— CHALLENGE —
Pull every line that holds the word "Basilika" from the entries.
++++
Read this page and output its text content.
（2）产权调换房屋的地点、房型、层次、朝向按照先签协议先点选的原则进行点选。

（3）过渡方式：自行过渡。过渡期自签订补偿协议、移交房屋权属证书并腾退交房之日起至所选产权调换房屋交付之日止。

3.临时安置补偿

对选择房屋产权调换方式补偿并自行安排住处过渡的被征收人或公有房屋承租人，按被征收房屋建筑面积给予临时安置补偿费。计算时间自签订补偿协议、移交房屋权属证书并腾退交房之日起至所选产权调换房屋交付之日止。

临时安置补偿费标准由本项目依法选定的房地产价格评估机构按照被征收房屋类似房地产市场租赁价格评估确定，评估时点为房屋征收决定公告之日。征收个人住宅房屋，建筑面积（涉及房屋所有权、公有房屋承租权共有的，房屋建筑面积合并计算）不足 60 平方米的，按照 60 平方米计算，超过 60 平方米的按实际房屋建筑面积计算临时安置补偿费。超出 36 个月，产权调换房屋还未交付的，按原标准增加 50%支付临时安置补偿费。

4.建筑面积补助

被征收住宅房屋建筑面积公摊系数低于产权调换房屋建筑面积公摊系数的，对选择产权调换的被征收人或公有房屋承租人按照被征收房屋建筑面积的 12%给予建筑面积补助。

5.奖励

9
++++
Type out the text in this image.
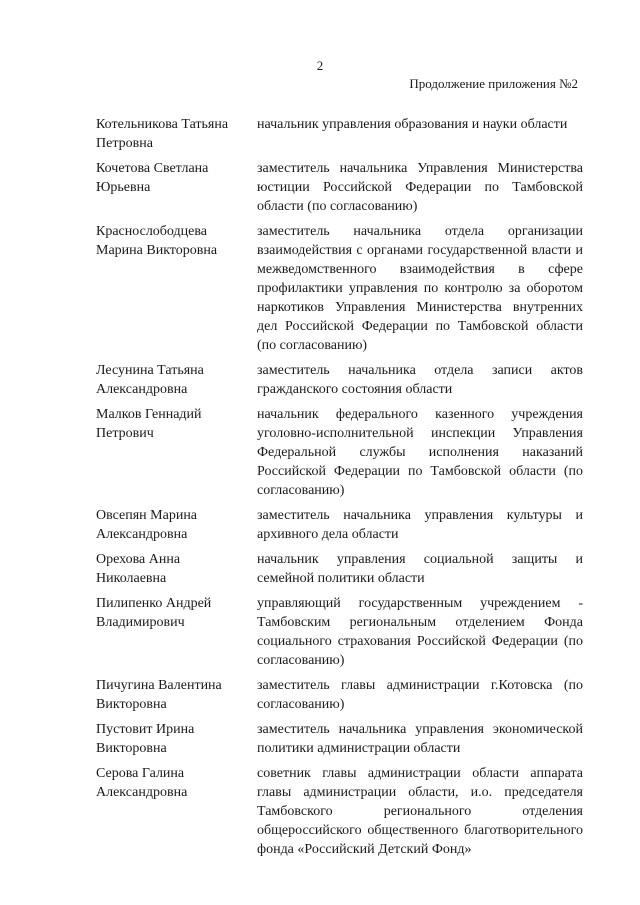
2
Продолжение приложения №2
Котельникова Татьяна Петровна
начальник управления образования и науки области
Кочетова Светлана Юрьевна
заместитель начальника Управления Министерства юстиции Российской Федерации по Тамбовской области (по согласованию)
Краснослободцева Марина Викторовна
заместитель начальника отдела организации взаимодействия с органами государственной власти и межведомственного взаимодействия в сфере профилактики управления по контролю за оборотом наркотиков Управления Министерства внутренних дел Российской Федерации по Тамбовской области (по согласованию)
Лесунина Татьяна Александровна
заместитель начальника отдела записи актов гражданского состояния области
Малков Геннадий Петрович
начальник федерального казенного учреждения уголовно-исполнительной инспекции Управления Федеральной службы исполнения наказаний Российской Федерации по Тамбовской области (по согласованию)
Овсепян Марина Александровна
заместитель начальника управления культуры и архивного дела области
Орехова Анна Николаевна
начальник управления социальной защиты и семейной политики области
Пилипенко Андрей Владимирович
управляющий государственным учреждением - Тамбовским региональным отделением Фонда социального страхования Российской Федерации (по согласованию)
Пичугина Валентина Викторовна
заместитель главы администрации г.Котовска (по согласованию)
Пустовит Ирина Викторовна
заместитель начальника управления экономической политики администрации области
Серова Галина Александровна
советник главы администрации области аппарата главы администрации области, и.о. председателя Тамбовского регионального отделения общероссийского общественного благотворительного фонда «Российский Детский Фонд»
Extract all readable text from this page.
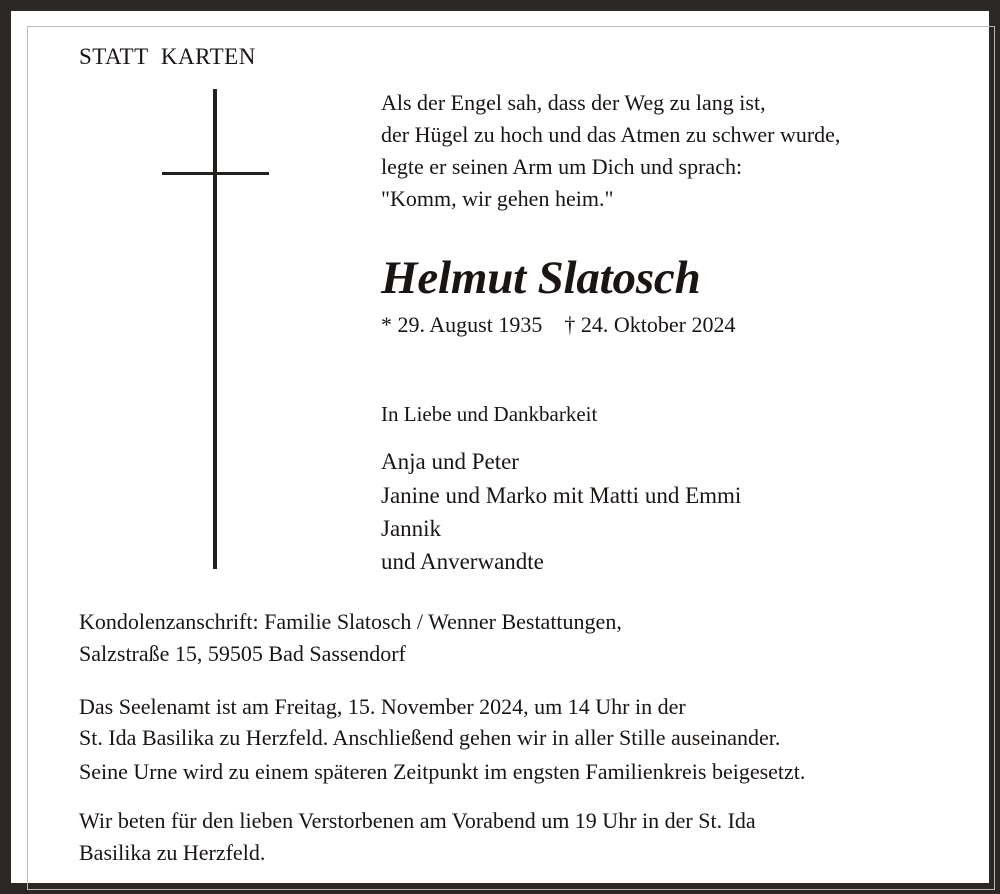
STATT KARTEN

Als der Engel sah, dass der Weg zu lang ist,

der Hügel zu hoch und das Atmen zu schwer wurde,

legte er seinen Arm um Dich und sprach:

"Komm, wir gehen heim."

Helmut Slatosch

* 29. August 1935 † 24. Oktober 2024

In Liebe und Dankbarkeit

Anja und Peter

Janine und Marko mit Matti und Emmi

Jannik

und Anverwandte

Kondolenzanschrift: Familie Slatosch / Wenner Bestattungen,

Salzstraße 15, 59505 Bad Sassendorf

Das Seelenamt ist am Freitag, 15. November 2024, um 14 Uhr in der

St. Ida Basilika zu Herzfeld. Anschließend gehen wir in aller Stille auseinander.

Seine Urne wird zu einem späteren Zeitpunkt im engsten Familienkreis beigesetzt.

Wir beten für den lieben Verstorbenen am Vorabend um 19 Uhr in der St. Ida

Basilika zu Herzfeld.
++++
— THE RESULT —
St. Ida Basilika zu Herzfeld. Anschließend gehen wir in aller Stille auseinander.
Basilika zu Herzfeld.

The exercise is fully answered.